*Task inputs*

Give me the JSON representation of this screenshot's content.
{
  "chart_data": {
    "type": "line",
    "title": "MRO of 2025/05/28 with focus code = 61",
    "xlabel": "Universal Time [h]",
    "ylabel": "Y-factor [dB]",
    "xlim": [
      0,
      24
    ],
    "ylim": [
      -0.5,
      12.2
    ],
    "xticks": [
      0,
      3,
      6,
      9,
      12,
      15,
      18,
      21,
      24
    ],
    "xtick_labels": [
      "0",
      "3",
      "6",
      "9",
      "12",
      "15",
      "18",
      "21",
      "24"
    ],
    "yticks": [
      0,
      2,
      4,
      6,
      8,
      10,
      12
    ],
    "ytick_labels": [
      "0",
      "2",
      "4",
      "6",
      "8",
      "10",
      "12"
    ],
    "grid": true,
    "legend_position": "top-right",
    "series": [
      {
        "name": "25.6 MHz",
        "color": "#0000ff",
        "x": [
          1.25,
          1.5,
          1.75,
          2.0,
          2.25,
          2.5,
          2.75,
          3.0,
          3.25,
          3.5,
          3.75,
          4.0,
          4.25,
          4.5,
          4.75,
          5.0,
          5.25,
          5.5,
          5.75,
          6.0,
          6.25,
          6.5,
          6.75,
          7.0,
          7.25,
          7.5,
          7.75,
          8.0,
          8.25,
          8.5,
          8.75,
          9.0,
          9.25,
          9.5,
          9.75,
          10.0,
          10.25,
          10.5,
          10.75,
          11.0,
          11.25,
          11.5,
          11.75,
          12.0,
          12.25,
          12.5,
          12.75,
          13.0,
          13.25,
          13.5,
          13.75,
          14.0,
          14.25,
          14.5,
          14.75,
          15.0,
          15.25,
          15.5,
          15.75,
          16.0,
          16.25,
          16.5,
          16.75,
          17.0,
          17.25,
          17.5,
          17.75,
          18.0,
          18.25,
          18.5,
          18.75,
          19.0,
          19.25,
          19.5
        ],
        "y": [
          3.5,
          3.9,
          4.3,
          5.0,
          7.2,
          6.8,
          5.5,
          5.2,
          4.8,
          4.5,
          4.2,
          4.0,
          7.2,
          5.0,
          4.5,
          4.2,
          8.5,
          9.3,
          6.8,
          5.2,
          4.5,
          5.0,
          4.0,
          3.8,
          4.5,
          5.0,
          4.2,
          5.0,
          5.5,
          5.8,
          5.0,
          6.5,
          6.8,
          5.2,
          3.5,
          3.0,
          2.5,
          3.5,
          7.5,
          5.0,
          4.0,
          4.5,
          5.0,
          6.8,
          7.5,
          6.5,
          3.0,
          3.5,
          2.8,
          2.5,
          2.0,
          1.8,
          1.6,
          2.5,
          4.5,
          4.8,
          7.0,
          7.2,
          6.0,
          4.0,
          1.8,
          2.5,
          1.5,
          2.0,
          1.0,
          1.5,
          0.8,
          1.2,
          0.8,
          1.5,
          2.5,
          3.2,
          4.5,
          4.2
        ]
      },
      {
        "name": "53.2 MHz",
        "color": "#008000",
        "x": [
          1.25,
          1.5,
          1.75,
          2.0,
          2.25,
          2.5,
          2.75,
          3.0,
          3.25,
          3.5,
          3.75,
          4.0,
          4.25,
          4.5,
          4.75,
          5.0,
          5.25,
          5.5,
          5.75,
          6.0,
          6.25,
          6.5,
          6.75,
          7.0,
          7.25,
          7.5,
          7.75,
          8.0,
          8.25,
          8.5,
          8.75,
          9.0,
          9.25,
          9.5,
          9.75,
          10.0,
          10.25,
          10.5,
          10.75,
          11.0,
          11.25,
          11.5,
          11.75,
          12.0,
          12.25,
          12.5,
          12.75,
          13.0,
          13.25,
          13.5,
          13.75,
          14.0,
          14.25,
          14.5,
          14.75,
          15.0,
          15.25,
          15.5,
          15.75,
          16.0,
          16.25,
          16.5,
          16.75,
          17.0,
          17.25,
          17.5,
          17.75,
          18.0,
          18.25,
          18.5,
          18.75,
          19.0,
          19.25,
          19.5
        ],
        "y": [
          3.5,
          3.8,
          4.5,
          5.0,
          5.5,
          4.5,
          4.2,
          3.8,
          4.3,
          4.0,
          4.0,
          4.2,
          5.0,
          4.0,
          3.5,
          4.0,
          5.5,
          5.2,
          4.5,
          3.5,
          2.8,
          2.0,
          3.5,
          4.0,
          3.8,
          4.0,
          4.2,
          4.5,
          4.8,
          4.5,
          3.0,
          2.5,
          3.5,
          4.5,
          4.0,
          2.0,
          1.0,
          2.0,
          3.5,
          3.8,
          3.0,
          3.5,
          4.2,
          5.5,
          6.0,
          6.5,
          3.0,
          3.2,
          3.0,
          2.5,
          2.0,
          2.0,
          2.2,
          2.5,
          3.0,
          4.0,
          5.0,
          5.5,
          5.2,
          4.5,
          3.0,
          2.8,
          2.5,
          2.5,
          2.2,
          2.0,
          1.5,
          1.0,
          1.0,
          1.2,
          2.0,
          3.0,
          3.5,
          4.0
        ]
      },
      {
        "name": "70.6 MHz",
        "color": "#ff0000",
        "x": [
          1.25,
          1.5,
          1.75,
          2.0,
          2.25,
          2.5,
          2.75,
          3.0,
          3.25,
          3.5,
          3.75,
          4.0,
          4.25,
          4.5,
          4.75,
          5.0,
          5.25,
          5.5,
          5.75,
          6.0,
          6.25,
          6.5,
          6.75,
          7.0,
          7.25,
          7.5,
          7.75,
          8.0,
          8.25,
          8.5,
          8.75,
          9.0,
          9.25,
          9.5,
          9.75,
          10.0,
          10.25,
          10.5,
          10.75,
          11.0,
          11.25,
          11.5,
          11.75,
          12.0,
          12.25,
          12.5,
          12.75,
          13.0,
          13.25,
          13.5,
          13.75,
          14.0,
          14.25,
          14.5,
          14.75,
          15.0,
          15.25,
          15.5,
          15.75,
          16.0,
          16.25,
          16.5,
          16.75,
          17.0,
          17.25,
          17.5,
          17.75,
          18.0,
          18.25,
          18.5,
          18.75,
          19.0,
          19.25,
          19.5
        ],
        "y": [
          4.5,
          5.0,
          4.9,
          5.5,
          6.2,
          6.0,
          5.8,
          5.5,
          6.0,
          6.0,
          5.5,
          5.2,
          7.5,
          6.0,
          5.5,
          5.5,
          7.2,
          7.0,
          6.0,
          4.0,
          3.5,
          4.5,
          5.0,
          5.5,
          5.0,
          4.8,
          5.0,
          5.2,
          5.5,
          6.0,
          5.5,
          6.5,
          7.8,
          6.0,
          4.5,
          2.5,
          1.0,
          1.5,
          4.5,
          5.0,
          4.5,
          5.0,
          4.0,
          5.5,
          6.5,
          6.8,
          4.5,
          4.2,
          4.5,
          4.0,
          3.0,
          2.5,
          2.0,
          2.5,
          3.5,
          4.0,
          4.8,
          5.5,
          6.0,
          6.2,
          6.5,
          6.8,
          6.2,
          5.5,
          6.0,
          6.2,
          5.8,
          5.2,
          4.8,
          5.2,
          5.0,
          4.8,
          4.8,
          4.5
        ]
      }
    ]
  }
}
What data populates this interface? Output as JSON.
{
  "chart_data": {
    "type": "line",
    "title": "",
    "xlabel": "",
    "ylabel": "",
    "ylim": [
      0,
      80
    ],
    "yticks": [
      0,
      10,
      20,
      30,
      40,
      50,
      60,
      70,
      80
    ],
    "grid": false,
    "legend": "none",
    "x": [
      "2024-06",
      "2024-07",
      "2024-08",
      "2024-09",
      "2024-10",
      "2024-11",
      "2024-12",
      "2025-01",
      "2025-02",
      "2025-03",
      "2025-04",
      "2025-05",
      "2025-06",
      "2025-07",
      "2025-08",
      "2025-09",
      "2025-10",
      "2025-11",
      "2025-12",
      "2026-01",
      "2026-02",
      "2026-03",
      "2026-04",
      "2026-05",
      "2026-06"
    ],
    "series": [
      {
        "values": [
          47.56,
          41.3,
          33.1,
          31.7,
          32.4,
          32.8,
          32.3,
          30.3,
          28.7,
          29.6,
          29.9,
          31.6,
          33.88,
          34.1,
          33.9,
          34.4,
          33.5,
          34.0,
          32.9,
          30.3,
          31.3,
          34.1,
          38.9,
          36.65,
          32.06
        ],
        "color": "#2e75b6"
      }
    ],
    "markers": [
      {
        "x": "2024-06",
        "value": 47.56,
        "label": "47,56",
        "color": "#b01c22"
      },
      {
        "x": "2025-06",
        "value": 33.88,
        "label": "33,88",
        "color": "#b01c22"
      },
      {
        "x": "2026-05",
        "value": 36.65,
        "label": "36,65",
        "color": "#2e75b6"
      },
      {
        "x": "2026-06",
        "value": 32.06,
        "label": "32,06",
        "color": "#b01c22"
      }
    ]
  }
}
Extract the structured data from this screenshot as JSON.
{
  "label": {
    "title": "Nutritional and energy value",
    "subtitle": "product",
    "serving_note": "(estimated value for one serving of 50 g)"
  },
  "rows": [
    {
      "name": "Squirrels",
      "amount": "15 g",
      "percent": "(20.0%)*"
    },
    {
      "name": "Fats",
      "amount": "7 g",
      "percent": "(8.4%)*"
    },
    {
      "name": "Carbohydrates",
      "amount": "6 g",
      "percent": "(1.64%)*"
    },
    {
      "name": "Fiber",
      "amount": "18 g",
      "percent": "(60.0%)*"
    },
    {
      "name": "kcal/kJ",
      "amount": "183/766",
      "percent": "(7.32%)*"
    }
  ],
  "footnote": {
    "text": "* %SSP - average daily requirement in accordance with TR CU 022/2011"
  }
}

*Stated exercise*
Copy each line exactly, from the line containing "Extract the structured" down to the last line of the material, and no other lines.

*Exercise solution*
Extract the structured data from this screenshot as JSON.
{
  "label": {
    "title": "Nutritional and energy value",
    "subtitle": "product",
    "serving_note": "(estimated value for one serving of 50 g)"
  },
  "rows": [
    {
      "name": "Squirrels",
      "amount": "15 g",
      "percent": "(20.0%)*"
    },
    {
      "name": "Fats",
      "amount": "7 g",
      "percent": "(8.4%)*"
    },
    {
      "name": "Carbohydrates",
      "amount": "6 g",
      "percent": "(1.64%)*"
    },
    {
      "name": "Fiber",
      "amount": "18 g",
      "percent": "(60.0%)*"
    },
    {
      "name": "kcal/kJ",
      "amount": "183/766",
      "percent": "(7.32%)*"
    }
  ],
  "footnote": {
    "text": "* %SSP - average daily requirement in accordance with TR CU 022/2011"
  }
}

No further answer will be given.